Stored entries
********

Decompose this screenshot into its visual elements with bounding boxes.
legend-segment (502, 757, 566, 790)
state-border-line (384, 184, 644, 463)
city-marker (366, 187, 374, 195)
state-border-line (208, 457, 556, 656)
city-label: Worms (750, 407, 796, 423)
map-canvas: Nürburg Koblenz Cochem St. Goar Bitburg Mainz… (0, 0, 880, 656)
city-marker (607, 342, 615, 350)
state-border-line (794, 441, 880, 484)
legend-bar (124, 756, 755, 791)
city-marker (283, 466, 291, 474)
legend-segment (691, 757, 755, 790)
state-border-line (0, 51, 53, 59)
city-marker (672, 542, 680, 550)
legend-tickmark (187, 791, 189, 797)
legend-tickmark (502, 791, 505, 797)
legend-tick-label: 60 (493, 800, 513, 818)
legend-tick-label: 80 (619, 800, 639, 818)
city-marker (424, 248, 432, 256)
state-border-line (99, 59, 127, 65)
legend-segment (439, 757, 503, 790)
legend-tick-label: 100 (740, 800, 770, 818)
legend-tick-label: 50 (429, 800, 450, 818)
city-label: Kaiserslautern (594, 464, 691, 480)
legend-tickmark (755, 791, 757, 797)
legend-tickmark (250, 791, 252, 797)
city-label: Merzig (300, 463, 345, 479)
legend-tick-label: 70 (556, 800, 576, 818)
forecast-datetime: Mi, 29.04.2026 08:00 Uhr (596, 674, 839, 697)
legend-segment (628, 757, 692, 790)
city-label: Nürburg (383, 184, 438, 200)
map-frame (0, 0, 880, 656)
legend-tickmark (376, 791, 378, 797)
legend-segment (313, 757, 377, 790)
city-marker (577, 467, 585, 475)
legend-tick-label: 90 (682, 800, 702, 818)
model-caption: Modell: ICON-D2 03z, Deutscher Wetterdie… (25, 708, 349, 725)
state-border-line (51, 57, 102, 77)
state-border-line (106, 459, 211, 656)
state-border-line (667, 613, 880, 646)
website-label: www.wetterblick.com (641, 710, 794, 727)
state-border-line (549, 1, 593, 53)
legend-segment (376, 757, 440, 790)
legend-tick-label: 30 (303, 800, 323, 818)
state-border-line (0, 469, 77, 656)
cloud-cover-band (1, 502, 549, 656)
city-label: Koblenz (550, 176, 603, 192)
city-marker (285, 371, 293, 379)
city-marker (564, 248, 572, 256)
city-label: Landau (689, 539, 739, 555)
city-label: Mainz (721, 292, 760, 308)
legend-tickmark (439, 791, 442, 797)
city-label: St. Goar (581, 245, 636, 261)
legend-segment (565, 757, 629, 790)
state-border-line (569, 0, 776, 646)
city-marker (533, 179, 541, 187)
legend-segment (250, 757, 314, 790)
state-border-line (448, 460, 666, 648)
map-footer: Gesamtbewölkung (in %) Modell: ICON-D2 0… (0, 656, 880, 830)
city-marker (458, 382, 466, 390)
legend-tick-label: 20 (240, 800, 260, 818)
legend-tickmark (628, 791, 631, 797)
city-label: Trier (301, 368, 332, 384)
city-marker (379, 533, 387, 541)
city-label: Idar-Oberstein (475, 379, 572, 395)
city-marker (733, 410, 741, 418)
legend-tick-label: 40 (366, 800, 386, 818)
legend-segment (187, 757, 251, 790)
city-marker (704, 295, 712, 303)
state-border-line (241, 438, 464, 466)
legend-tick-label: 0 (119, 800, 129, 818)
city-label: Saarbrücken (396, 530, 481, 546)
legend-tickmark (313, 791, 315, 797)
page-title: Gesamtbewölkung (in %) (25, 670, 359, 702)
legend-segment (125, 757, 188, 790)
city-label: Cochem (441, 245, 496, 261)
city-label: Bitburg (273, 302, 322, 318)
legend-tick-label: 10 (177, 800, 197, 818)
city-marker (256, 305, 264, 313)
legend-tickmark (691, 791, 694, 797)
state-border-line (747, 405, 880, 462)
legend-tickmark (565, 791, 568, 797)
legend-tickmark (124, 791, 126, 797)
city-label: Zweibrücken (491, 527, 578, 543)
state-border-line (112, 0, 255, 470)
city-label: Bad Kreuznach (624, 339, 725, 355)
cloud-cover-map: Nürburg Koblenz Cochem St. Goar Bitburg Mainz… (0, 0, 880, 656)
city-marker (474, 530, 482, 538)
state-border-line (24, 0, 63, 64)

********

- Task prompt:
Convert every line of the material above into a Markdown table with two columns, "No." and "Line", giving each row a number and leaving out blank lines.

- Result of this exercise:
| No. | Line |
|---|---|
| 1 | Decompose this screenshot into its visual elements with bounding boxes. |
| 2 | legend-segment (502, 757, 566, 790) |
| 3 | state-border-line (384, 184, 644, 463) |
| 4 | city-marker (366, 187, 374, 195) |
| 5 | state-border-line (208, 457, 556, 656) |
| 6 | city-label: Worms (750, 407, 796, 423) |
| 7 | map-canvas: Nürburg Koblenz Cochem St. Goar Bitburg Mainz… (0, 0, 880, 656) |
| 8 | city-marker (607, 342, 615, 350) |
| 9 | state-border-line (794, 441, 880, 484) |
| 10 | legend-bar (124, 756, 755, 791) |
| 11 | city-marker (283, 466, 291, 474) |
| 12 | legend-segment (691, 757, 755, 790) |
| 13 | state-border-line (0, 51, 53, 59) |
| 14 | city-marker (672, 542, 680, 550) |
| 15 | legend-tickmark (187, 791, 189, 797) |
| 16 | legend-tickmark (502, 791, 505, 797) |
| 17 | legend-tick-label: 60 (493, 800, 513, 818) |
| 18 | legend-tick-label: 80 (619, 800, 639, 818) |
| 19 | city-marker (424, 248, 432, 256) |
| 20 | state-border-line (99, 59, 127, 65) |
| 21 | legend-segment (439, 757, 503, 790) |
| 22 | legend-tick-label: 100 (740, 800, 770, 818) |
| 23 | legend-tick-label: 50 (429, 800, 450, 818) |
| 24 | city-label: Kaiserslautern (594, 464, 691, 480) |
| 25 | legend-tickmark (755, 791, 757, 797) |
| 26 | legend-tickmark (250, 791, 252, 797) |
| 27 | city-label: Merzig (300, 463, 345, 479) |
| 28 | legend-tick-label: 70 (556, 800, 576, 818) |
| 29 | forecast-datetime: Mi, 29.04.2026 08:00 Uhr (596, 674, 839, 697) |
| 30 | legend-segment (628, 757, 692, 790) |
| 31 | city-label: Nürburg (383, 184, 438, 200) |
| 32 | map-frame (0, 0, 880, 656) |
| 33 | legend-tickmark (376, 791, 378, 797) |
| 34 | legend-segment (313, 757, 377, 790) |
| 35 | city-marker (577, 467, 585, 475) |
| 36 | legend-tick-label: 90 (682, 800, 702, 818) |
| 37 | model-caption: Modell: ICON-D2 03z, Deutscher Wetterdie… (25, 708, 349, 725) |
| 38 | state-border-line (51, 57, 102, 77) |
| 39 | state-border-line (106, 459, 211, 656) |
| 40 | state-border-line (667, 613, 880, 646) |
| 41 | website-label: www.wetterblick.com (641, 710, 794, 727) |
| 42 | state-border-line (549, 1, 593, 53) |
| 43 | legend-segment (376, 757, 440, 790) |
| 44 | legend-tick-label: 30 (303, 800, 323, 818) |
| 45 | state-border-line (0, 469, 77, 656) |
| 46 | cloud-cover-band (1, 502, 549, 656) |
| 47 | city-label: Koblenz (550, 176, 603, 192) |
| 48 | city-marker (285, 371, 293, 379) |
| 49 | city-marker (564, 248, 572, 256) |
| 50 | city-label: Landau (689, 539, 739, 555) |
| 51 | city-label: Mainz (721, 292, 760, 308) |
| 52 | legend-tickmark (439, 791, 442, 797) |
| 53 | city-label: St. Goar (581, 245, 636, 261) |
| 54 | legend-segment (565, 757, 629, 790) |
| 55 | state-border-line (569, 0, 776, 646) |
| 56 | city-marker (533, 179, 541, 187) |
| 57 | legend-segment (250, 757, 314, 790) |
| 58 | state-border-line (448, 460, 666, 648) |
| 59 | map-footer: Gesamtbewölkung (in %) Modell: ICON-D2 0… (0, 656, 880, 830) |
| 60 | city-marker (458, 382, 466, 390) |
| 61 | legend-tick-label: 20 (240, 800, 260, 818) |
| 62 | legend-tickmark (628, 791, 631, 797) |
| 63 | city-label: Trier (301, 368, 332, 384) |
| 64 | city-marker (379, 533, 387, 541) |
| 65 | city-label: Idar-Oberstein (475, 379, 572, 395) |
| 66 | city-marker (733, 410, 741, 418) |
| 67 | legend-tick-label: 40 (366, 800, 386, 818) |
| 68 | legend-segment (187, 757, 251, 790) |
| 69 | city-marker (704, 295, 712, 303) |
| 70 | state-border-line (241, 438, 464, 466) |
| 71 | legend-tick-label: 0 (119, 800, 129, 818) |
| 72 | city-label: Saarbrücken (396, 530, 481, 546) |
| 73 | legend-tickmark (313, 791, 315, 797) |
| 74 | page-title: Gesamtbewölkung (in %) (25, 670, 359, 702) |
| 75 | legend-segment (125, 757, 188, 790) |
| 76 | city-label: Cochem (441, 245, 496, 261) |
| 77 | city-label: Bitburg (273, 302, 322, 318) |
| 78 | legend-tick-label: 10 (177, 800, 197, 818) |
| 79 | city-marker (256, 305, 264, 313) |
| 80 | legend-tickmark (691, 791, 694, 797) |
| 81 | state-border-line (747, 405, 880, 462) |
| 82 | legend-tickmark (565, 791, 568, 797) |
| 83 | legend-tickmark (124, 791, 126, 797) |
| 84 | city-label: Zweibrücken (491, 527, 578, 543) |
| 85 | state-border-line (112, 0, 255, 470) |
| 86 | city-label: Bad Kreuznach (624, 339, 725, 355) |
| 87 | cloud-cover-map: Nürburg Koblenz Cochem St. Goar Bitburg Mainz… (0, 0, 880, 656) |
| 88 | city-marker (474, 530, 482, 538) |
| 89 | state-border-line (24, 0, 63, 64) |